CHALLENGES:
A. In the piece on The Black Book of Colors, copy the stretch from "The book ends" through "reliance on touch.", replacing "coda" with "ending".
B. According to the piece on The Black Book of Colors, what does Thomas say yellow tastes like?

TEXT BLOCK:
Books On Books Collection – Menena Cottin

El libro negro de los colores (2006)
The Black Book of Colors (2009)
Menena Cottin and Rosana Faría
Dustjacket, casebound, black doublures, sewn. H180 x W290, 24 unnumbered pages. Acquired 17 October 2017.
Photos: Books On Books Collection. Displayed with author’s permission.

Menena Cottin refers to her works as “concept books”, and there are multiple concepts at work in The Black Book of Colors. Generically, it is a children’s book introducing the reader to colors — but by the absence of color. In white on black, it addresses sighted readers. In Braille, it addresses unsighted readers. With Thomas, who “likes all the colors because he can hear them and smell them and touch and taste them”, the book introduces to sighted and unsighted readers who are not synesthetic the concept of synesthesia and, through it, a new sense of empathy and imagination. The sighted encounter someone with a sensory anomaly, not a disadvantage. In the company of their imagined unsighted co-readers, the sighted may come to empathize with those with sensory differences. The unsighted encounter someone whose sensory anomaly is an advantage. especially as the book favors their own heightened sense of touch.

Thomas says that yellow tastes like mustard, but is as soft as a baby chick’s feathers.

Thomas likes all the colors because he can hear them and smell them and touch and taste them.

Breaking boundaries in ways similar to those employed by book artists, Cottin manipulates character and narration, also the picturebook’s genres of color recognition and letter recognition (Braille in this case) as well as some of the basic elements of the book (layout, printing in reverse-out and debossed printing). In one of the most sophisticated examples of this, double-page spreads fuse concepts by turning a rainbow into a gathering of raised images of the synaesthetic objects with which colors have already been associated in the book (chick’s feathers, strawberries, leaves).

And when the sun peeks through the falling water, all the colors come out, and that’s a rainbow.

The Black Book uses synesthesia to go beyond the color recognition genre to introduce more complex concepts: the nature of light and water’s lack of color, taste and smell. This stepping outside the genre is another example of the boundary-breaking that artists’ books often perform.

Thomas thinks that without the sun, water doesn’t amount to much. It has no color, no taste, no smell.

The book ends by asserting its membership in the alphabet book genre by presenting the alphabet in lowercase white on black and in Braille. Across from this verso page, there is no set of raised images on the recto page as there has been so far throughout the book. Knowing from touch that this is the end of the book and noting the absence of any image, sighted and unsighted readers might find this coda a prompt to return to the beginning and “re-read” the images with a greater reliance on touch.

Spatial annotation records:
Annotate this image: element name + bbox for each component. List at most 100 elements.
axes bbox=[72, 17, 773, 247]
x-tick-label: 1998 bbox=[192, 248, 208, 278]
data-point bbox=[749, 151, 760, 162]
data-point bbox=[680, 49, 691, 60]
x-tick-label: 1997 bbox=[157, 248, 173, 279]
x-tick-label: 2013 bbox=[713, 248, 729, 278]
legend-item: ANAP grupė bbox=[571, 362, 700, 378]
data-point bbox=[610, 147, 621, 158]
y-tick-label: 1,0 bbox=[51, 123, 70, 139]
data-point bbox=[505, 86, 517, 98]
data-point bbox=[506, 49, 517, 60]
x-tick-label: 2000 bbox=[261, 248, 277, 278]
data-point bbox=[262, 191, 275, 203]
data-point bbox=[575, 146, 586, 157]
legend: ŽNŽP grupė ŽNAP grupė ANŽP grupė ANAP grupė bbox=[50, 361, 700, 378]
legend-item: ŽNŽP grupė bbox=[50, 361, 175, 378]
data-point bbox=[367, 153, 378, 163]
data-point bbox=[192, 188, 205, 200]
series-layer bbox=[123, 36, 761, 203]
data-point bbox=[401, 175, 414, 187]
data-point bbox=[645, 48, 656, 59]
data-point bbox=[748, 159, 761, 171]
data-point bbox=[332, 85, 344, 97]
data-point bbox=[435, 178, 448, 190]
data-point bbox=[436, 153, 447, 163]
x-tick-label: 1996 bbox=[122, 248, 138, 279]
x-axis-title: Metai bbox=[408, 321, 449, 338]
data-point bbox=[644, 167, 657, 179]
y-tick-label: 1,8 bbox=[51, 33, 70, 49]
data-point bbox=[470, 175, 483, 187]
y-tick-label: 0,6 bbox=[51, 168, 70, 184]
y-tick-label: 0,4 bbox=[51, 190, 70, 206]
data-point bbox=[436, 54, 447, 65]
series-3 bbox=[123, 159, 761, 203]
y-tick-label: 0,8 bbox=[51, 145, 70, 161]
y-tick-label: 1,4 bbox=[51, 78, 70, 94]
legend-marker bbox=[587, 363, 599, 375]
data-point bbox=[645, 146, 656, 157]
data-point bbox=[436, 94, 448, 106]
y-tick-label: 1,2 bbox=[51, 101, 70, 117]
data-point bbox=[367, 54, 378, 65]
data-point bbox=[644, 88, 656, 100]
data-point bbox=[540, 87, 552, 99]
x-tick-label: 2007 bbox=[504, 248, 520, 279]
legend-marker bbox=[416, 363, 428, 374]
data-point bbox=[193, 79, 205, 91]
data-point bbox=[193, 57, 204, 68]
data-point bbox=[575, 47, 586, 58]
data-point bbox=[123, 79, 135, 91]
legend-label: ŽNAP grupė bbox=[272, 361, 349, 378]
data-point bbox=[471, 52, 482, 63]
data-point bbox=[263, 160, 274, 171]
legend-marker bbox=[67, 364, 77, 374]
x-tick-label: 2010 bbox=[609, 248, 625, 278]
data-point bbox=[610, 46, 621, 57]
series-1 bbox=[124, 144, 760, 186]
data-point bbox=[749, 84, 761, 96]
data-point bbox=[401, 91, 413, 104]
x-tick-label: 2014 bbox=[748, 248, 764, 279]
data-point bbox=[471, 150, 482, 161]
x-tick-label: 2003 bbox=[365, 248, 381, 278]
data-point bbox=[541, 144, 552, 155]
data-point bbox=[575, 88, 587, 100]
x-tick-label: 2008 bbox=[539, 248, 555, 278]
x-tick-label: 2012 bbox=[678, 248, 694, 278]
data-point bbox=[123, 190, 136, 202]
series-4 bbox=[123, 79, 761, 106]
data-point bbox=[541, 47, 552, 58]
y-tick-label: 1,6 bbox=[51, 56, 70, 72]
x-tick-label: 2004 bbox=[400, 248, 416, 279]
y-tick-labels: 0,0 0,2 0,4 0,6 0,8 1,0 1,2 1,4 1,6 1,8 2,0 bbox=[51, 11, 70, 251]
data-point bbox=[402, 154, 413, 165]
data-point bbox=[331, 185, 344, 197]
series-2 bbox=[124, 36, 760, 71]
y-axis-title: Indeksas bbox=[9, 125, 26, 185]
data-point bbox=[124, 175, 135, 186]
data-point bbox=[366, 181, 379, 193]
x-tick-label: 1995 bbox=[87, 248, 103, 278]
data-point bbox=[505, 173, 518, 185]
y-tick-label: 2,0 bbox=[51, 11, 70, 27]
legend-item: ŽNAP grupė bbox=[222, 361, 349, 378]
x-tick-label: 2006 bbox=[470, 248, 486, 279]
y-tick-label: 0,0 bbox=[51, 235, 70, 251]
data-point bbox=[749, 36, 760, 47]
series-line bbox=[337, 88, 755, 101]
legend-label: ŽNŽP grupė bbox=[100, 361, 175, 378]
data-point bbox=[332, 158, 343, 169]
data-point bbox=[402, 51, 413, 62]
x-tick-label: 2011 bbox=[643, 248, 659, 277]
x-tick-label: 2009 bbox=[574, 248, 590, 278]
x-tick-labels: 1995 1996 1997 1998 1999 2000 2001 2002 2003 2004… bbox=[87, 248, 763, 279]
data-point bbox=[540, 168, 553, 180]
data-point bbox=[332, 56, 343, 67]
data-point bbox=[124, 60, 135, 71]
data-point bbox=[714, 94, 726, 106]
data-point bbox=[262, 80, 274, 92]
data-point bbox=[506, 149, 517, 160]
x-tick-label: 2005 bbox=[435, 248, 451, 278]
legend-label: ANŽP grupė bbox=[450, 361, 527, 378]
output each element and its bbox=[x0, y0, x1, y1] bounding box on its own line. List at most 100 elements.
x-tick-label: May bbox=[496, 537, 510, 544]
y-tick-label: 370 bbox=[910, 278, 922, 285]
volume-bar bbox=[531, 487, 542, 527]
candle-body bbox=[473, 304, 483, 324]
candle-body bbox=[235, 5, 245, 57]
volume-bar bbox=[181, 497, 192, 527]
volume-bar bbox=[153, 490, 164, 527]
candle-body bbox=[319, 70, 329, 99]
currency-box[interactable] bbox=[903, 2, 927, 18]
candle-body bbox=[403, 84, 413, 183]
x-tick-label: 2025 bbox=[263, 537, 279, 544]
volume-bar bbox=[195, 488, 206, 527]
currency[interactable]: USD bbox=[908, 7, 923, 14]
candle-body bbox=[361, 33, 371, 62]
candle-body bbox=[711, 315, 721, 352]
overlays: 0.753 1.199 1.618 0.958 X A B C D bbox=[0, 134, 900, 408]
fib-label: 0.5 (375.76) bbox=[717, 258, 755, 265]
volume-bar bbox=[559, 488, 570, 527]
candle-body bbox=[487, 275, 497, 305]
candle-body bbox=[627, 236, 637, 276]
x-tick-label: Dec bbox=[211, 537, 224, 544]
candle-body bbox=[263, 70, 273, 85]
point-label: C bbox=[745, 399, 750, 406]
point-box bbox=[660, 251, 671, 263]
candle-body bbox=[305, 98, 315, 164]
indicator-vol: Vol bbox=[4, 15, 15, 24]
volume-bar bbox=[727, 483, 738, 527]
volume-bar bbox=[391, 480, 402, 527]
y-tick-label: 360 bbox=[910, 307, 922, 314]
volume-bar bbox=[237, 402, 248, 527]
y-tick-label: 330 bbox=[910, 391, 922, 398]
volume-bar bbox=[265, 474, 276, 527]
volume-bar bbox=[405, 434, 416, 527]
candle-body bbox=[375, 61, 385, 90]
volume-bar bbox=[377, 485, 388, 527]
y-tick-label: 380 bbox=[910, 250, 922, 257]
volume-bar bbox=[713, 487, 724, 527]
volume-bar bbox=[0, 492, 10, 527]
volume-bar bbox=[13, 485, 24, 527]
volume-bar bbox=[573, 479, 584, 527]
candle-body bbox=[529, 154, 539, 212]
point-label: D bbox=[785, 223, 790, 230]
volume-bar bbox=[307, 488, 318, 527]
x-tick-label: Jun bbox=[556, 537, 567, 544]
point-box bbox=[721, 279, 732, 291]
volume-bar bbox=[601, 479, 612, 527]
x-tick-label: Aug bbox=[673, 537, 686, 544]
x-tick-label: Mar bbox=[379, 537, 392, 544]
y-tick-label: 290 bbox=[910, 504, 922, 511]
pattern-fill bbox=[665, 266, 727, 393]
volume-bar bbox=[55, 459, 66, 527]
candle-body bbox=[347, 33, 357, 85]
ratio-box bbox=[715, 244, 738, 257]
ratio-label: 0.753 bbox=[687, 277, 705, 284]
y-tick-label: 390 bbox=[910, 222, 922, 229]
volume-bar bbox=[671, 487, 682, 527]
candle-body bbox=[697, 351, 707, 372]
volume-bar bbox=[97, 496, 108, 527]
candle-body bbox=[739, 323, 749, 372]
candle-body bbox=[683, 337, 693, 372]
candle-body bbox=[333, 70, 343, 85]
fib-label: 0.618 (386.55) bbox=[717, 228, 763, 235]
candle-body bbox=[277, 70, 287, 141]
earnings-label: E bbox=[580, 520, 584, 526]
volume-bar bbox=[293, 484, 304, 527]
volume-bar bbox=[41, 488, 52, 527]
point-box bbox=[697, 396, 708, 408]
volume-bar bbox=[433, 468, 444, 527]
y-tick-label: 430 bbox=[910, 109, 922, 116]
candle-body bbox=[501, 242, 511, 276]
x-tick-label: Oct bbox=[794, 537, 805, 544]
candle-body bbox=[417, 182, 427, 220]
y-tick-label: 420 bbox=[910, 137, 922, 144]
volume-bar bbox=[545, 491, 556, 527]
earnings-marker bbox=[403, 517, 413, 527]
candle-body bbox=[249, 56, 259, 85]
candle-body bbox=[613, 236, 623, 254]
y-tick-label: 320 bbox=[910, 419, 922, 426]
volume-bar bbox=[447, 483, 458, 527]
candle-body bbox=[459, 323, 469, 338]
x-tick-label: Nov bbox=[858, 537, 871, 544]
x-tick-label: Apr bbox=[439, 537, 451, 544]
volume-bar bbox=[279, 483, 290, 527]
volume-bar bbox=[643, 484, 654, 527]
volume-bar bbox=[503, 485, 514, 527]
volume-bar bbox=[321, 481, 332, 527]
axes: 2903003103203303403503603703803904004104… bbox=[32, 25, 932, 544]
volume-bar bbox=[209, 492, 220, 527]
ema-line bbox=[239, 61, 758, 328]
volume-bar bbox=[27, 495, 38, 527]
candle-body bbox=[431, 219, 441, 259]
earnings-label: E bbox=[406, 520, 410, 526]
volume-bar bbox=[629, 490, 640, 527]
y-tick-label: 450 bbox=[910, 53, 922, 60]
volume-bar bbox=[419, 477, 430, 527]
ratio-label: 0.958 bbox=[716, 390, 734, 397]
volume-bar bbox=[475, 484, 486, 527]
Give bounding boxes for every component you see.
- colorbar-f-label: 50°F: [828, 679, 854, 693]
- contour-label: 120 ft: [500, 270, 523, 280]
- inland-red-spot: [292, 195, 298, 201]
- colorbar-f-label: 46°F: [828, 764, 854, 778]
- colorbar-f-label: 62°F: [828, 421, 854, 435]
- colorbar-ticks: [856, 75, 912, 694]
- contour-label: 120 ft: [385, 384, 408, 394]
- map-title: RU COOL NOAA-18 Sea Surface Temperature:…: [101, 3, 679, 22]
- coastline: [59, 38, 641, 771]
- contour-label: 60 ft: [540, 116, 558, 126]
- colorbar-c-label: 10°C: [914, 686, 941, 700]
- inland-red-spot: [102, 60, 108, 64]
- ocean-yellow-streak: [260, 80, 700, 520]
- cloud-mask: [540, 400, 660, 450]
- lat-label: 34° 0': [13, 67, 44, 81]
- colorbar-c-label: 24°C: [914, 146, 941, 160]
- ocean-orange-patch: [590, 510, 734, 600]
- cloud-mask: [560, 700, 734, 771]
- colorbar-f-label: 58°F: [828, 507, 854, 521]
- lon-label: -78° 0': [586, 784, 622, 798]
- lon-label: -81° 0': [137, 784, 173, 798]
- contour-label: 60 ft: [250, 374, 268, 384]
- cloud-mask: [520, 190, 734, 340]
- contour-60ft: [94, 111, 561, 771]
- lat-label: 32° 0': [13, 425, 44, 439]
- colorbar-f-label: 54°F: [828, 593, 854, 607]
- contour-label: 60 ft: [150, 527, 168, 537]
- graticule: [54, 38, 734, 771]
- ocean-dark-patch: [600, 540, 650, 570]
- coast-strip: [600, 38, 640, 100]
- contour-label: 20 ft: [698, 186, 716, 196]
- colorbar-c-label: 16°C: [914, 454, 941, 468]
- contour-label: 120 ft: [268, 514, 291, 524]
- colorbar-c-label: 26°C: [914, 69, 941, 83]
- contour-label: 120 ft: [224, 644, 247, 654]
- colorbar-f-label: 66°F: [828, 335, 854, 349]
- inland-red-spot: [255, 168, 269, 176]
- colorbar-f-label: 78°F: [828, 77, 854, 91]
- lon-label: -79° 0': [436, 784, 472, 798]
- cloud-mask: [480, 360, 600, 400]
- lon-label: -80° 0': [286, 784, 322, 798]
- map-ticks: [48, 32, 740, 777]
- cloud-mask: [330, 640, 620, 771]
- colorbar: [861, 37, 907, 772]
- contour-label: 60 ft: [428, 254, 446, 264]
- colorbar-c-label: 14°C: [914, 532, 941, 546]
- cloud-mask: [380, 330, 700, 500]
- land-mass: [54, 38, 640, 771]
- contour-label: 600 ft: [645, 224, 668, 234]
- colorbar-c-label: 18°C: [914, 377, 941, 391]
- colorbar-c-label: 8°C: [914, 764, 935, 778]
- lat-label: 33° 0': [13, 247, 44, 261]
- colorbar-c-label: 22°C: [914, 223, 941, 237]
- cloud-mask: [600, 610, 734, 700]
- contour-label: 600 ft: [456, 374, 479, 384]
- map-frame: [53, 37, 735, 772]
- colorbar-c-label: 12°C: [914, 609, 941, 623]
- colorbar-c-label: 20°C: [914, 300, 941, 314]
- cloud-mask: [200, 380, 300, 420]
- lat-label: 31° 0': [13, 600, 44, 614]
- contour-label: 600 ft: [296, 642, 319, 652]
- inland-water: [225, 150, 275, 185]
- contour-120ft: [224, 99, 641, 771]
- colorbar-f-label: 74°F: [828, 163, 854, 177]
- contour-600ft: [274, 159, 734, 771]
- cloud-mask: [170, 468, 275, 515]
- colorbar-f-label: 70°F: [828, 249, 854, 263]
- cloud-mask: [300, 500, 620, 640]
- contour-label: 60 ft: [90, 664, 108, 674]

PROBLEM SOLUTIONS:
A.
The book ends by asserting its membership in the alphabet book genre by presenting the alphabet in lowercase white on black and in Braille. Across from this verso page, there is no set of raised images on the recto page as there has been so far throughout the book. Knowing from touch that this is the end of the book and noting the absence of any image, sighted and unsighted readers might find this ending a prompt to return to the beginning and “re-read” the images with a greater reliance on touch.

B. Mustard.